▶ [Short task]
Without the pictures, output the records below word for word.

▶ [Supplied information]
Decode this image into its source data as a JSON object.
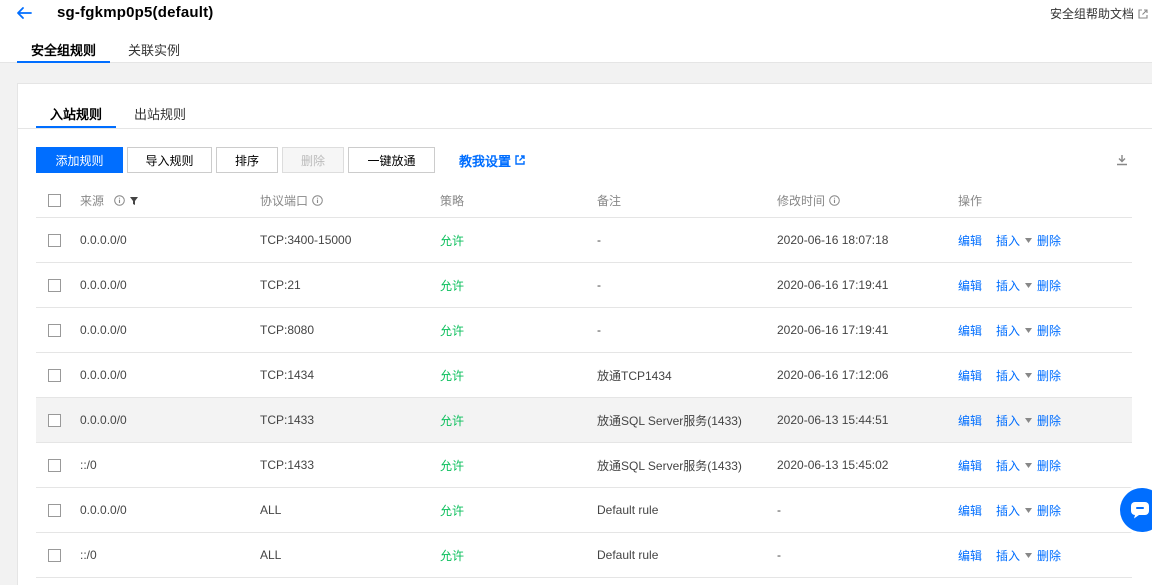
{
  "header": {
    "title": "sg-fgkmp0p5(default)",
    "help_link": "安全组帮助文档",
    "tabs": [
      {
        "label": "安全组规则",
        "active": true
      },
      {
        "label": "关联实例",
        "active": false
      }
    ]
  },
  "rules": {
    "tabs": [
      {
        "label": "入站规则",
        "active": true
      },
      {
        "label": "出站规则",
        "active": false
      }
    ],
    "toolbar": {
      "add": "添加规则",
      "import": "导入规则",
      "sort": "排序",
      "delete": "删除",
      "open_all": "一键放通",
      "guide": "教我设置"
    },
    "columns": {
      "source": "来源",
      "port": "协议端口",
      "policy": "策略",
      "note": "备注",
      "modified": "修改时间",
      "ops": "操作"
    },
    "row_ops": {
      "edit": "编辑",
      "insert": "插入",
      "delete": "删除"
    },
    "rows": [
      {
        "source": "0.0.0.0/0",
        "port": "TCP:3400-15000",
        "policy": "允许",
        "note": "-",
        "modified": "2020-06-16 18:07:18"
      },
      {
        "source": "0.0.0.0/0",
        "port": "TCP:21",
        "policy": "允许",
        "note": "-",
        "modified": "2020-06-16 17:19:41"
      },
      {
        "source": "0.0.0.0/0",
        "port": "TCP:8080",
        "policy": "允许",
        "note": "-",
        "modified": "2020-06-16 17:19:41"
      },
      {
        "source": "0.0.0.0/0",
        "port": "TCP:1434",
        "policy": "允许",
        "note": "放通TCP1434",
        "modified": "2020-06-16 17:12:06"
      },
      {
        "source": "0.0.0.0/0",
        "port": "TCP:1433",
        "policy": "允许",
        "note": "放通SQL Server服务(1433)",
        "modified": "2020-06-13 15:44:51"
      },
      {
        "source": "::/0",
        "port": "TCP:1433",
        "policy": "允许",
        "note": "放通SQL Server服务(1433)",
        "modified": "2020-06-13 15:45:02"
      },
      {
        "source": "0.0.0.0/0",
        "port": "ALL",
        "policy": "允许",
        "note": "Default rule",
        "modified": "-"
      },
      {
        "source": "::/0",
        "port": "ALL",
        "policy": "允许",
        "note": "Default rule",
        "modified": "-"
      }
    ]
  },
  "colors": {
    "accent": "#006eff",
    "allow": "#0abf5b"
  },
  "icons": [
    "back-arrow-icon",
    "external-link-icon",
    "info-icon",
    "filter-icon",
    "download-icon",
    "caret-down-icon",
    "chat-icon"
  ]
}
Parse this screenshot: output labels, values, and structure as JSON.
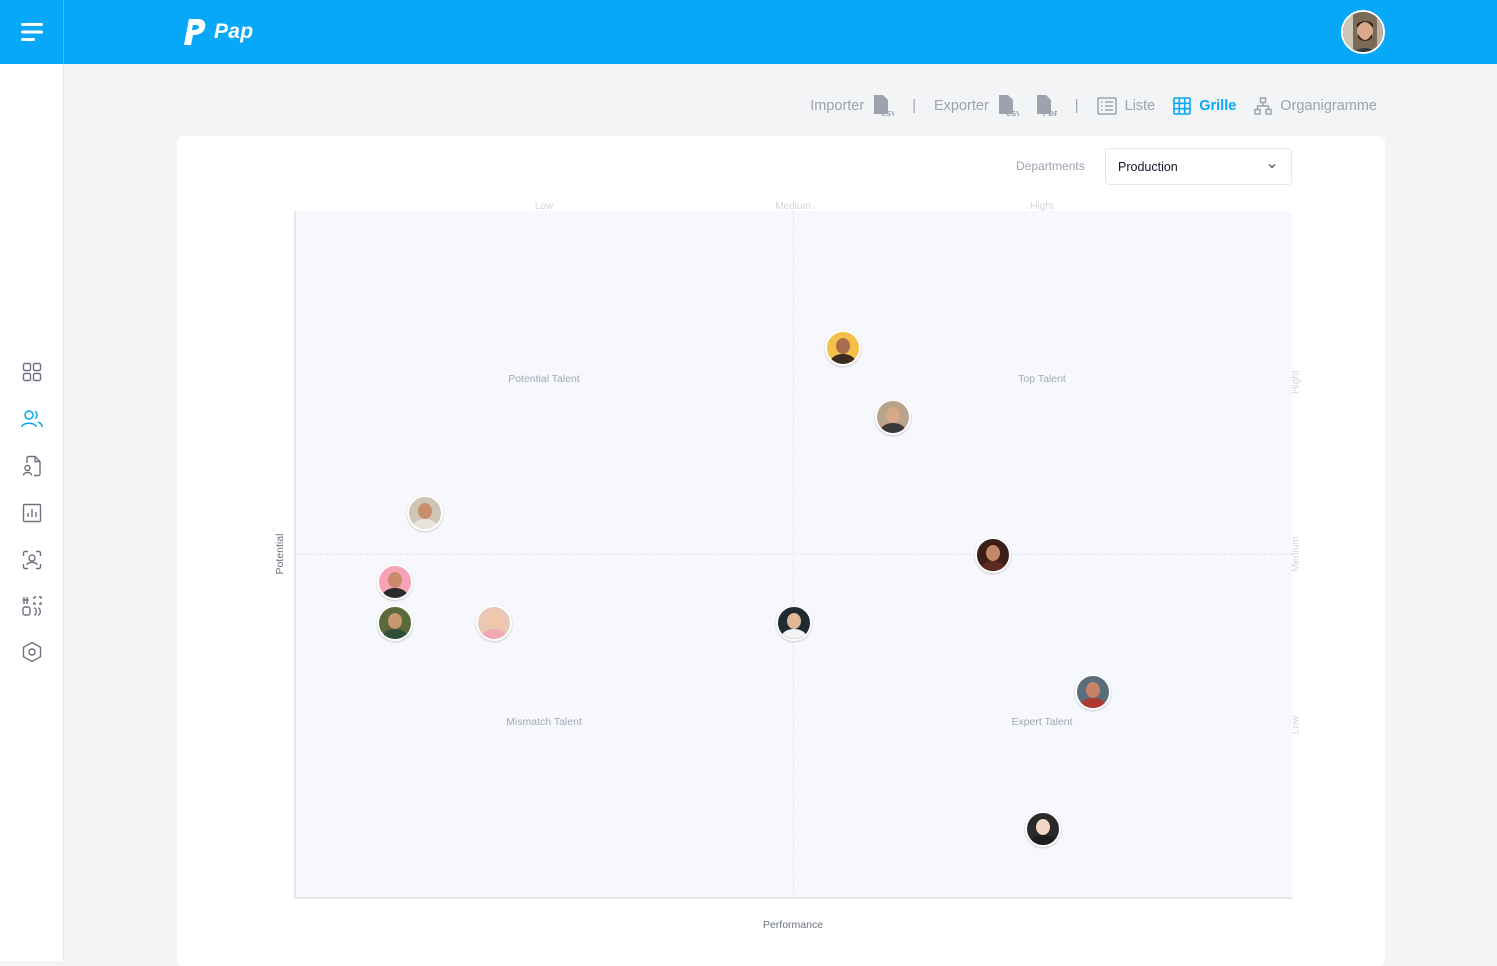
{
  "app": {
    "name": "Pap"
  },
  "toolbar": {
    "import_label": "Importer",
    "export_label": "Exporter",
    "sep": "|",
    "list_label": "Liste",
    "grid_label": "Grille",
    "orgchart_label": "Organigramme",
    "csv_badge": "CSV",
    "pdf_badge": "PDF"
  },
  "filter": {
    "label": "Departments",
    "selected": "Production"
  },
  "grid": {
    "x_axis_label": "Performance",
    "y_axis_label": "Potential",
    "col_labels": [
      "Low",
      "Medium",
      "Hight"
    ],
    "row_labels": [
      "Hight",
      "Medium",
      "Low"
    ],
    "quadrants": {
      "top_left": "Potential Talent",
      "top_right": "Top Talent",
      "bottom_left": "Mismatch Talent",
      "bottom_right": "Expert Talent"
    }
  },
  "colors": {
    "primary": "#08a8f8",
    "plot_bg": "#f7f7fe"
  },
  "chart_data": {
    "type": "scatter",
    "xlabel": "Performance",
    "ylabel": "Potential",
    "xlim": [
      0,
      1
    ],
    "ylim": [
      0,
      1
    ],
    "points": [
      {
        "x": 0.55,
        "y": 0.8,
        "bg": "#f5c04a",
        "skin": "#a76d4c",
        "shirt": "#3b2a1f"
      },
      {
        "x": 0.6,
        "y": 0.7,
        "bg": "#b8a48a",
        "skin": "#d7a986",
        "shirt": "#3a3a3a"
      },
      {
        "x": 0.13,
        "y": 0.56,
        "bg": "#cfc4b6",
        "skin": "#c68e6a",
        "shirt": "#e8e4dc"
      },
      {
        "x": 0.7,
        "y": 0.5,
        "bg": "#3a1e18",
        "skin": "#c58768",
        "shirt": "#5c2a1f"
      },
      {
        "x": 0.1,
        "y": 0.46,
        "bg": "#f7a3b7",
        "skin": "#c98a6a",
        "shirt": "#2a2a2a"
      },
      {
        "x": 0.1,
        "y": 0.4,
        "bg": "#5a6a3a",
        "skin": "#c9986f",
        "shirt": "#2f4f3a"
      },
      {
        "x": 0.2,
        "y": 0.4,
        "bg": "#e9c9b6",
        "skin": "#f0c7a8",
        "shirt": "#f1a9b8"
      },
      {
        "x": 0.5,
        "y": 0.4,
        "bg": "#1f2a33",
        "skin": "#e3b897",
        "shirt": "#f3f3f3"
      },
      {
        "x": 0.8,
        "y": 0.3,
        "bg": "#5b6d7a",
        "skin": "#c8826a",
        "shirt": "#b0382d"
      },
      {
        "x": 0.75,
        "y": 0.1,
        "bg": "#2a2a2a",
        "skin": "#f2d6c4",
        "shirt": "#1d1d1d"
      }
    ]
  }
}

▶ [Exercise output]
Decode this image into its source data as a JSON object.
{
  "header": {
    "title": "sg-fgkmp0p5(default)",
    "help_link": "安全组帮助文档",
    "tabs": [
      {
        "label": "安全组规则",
        "active": true
      },
      {
        "label": "关联实例",
        "active": false
      }
    ]
  },
  "rules": {
    "tabs": [
      {
        "label": "入站规则",
        "active": true
      },
      {
        "label": "出站规则",
        "active": false
      }
    ],
    "toolbar": {
      "add": "添加规则",
      "import": "导入规则",
      "sort": "排序",
      "delete": "删除",
      "open_all": "一键放通",
      "guide": "教我设置"
    },
    "columns": {
      "source": "来源",
      "port": "协议端口",
      "policy": "策略",
      "note": "备注",
      "modified": "修改时间",
      "ops": "操作"
    },
    "row_ops": {
      "edit": "编辑",
      "insert": "插入",
      "delete": "删除"
    },
    "rows": [
      {
        "source": "0.0.0.0/0",
        "port": "TCP:3400-15000",
        "policy": "允许",
        "note": "-",
        "modified": "2020-06-16 18:07:18"
      },
      {
        "source": "0.0.0.0/0",
        "port": "TCP:21",
        "policy": "允许",
        "note": "-",
        "modified": "2020-06-16 17:19:41"
      },
      {
        "source": "0.0.0.0/0",
        "port": "TCP:8080",
        "policy": "允许",
        "note": "-",
        "modified": "2020-06-16 17:19:41"
      },
      {
        "source": "0.0.0.0/0",
        "port": "TCP:1434",
        "policy": "允许",
        "note": "放通TCP1434",
        "modified": "2020-06-16 17:12:06"
      },
      {
        "source": "0.0.0.0/0",
        "port": "TCP:1433",
        "policy": "允许",
        "note": "放通SQL Server服务(1433)",
        "modified": "2020-06-13 15:44:51"
      },
      {
        "source": "::/0",
        "port": "TCP:1433",
        "policy": "允许",
        "note": "放通SQL Server服务(1433)",
        "modified": "2020-06-13 15:45:02"
      },
      {
        "source": "0.0.0.0/0",
        "port": "ALL",
        "policy": "允许",
        "note": "Default rule",
        "modified": "-"
      },
      {
        "source": "::/0",
        "port": "ALL",
        "policy": "允许",
        "note": "Default rule",
        "modified": "-"
      }
    ]
  },
  "colors": {
    "accent": "#006eff",
    "allow": "#0abf5b"
  },
  "icons": [
    "back-arrow-icon",
    "external-link-icon",
    "info-icon",
    "filter-icon",
    "download-icon",
    "caret-down-icon",
    "chat-icon"
  ]
}
Parse this screenshot: output labels, values, and structure as JSON.
{
  "app": {
    "name": "Pap"
  },
  "toolbar": {
    "import_label": "Importer",
    "export_label": "Exporter",
    "sep": "|",
    "list_label": "Liste",
    "grid_label": "Grille",
    "orgchart_label": "Organigramme",
    "csv_badge": "CSV",
    "pdf_badge": "PDF"
  },
  "filter": {
    "label": "Departments",
    "selected": "Production"
  },
  "grid": {
    "x_axis_label": "Performance",
    "y_axis_label": "Potential",
    "col_labels": [
      "Low",
      "Medium",
      "Hight"
    ],
    "row_labels": [
      "Hight",
      "Medium",
      "Low"
    ],
    "quadrants": {
      "top_left": "Potential Talent",
      "top_right": "Top Talent",
      "bottom_left": "Mismatch Talent",
      "bottom_right": "Expert Talent"
    }
  },
  "colors": {
    "primary": "#08a8f8",
    "plot_bg": "#f7f7fe"
  },
  "chart_data": {
    "type": "scatter",
    "xlabel": "Performance",
    "ylabel": "Potential",
    "xlim": [
      0,
      1
    ],
    "ylim": [
      0,
      1
    ],
    "points": [
      {
        "x": 0.55,
        "y": 0.8,
        "bg": "#f5c04a",
        "skin": "#a76d4c",
        "shirt": "#3b2a1f"
      },
      {
        "x": 0.6,
        "y": 0.7,
        "bg": "#b8a48a",
        "skin": "#d7a986",
        "shirt": "#3a3a3a"
      },
      {
        "x": 0.13,
        "y": 0.56,
        "bg": "#cfc4b6",
        "skin": "#c68e6a",
        "shirt": "#e8e4dc"
      },
      {
        "x": 0.7,
        "y": 0.5,
        "bg": "#3a1e18",
        "skin": "#c58768",
        "shirt": "#5c2a1f"
      },
      {
        "x": 0.1,
        "y": 0.46,
        "bg": "#f7a3b7",
        "skin": "#c98a6a",
        "shirt": "#2a2a2a"
      },
      {
        "x": 0.1,
        "y": 0.4,
        "bg": "#5a6a3a",
        "skin": "#c9986f",
        "shirt": "#2f4f3a"
      },
      {
        "x": 0.2,
        "y": 0.4,
        "bg": "#e9c9b6",
        "skin": "#f0c7a8",
        "shirt": "#f1a9b8"
      },
      {
        "x": 0.5,
        "y": 0.4,
        "bg": "#1f2a33",
        "skin": "#e3b897",
        "shirt": "#f3f3f3"
      },
      {
        "x": 0.8,
        "y": 0.3,
        "bg": "#5b6d7a",
        "skin": "#c8826a",
        "shirt": "#b0382d"
      },
      {
        "x": 0.75,
        "y": 0.1,
        "bg": "#2a2a2a",
        "skin": "#f2d6c4",
        "shirt": "#1d1d1d"
      }
    ]
  }
}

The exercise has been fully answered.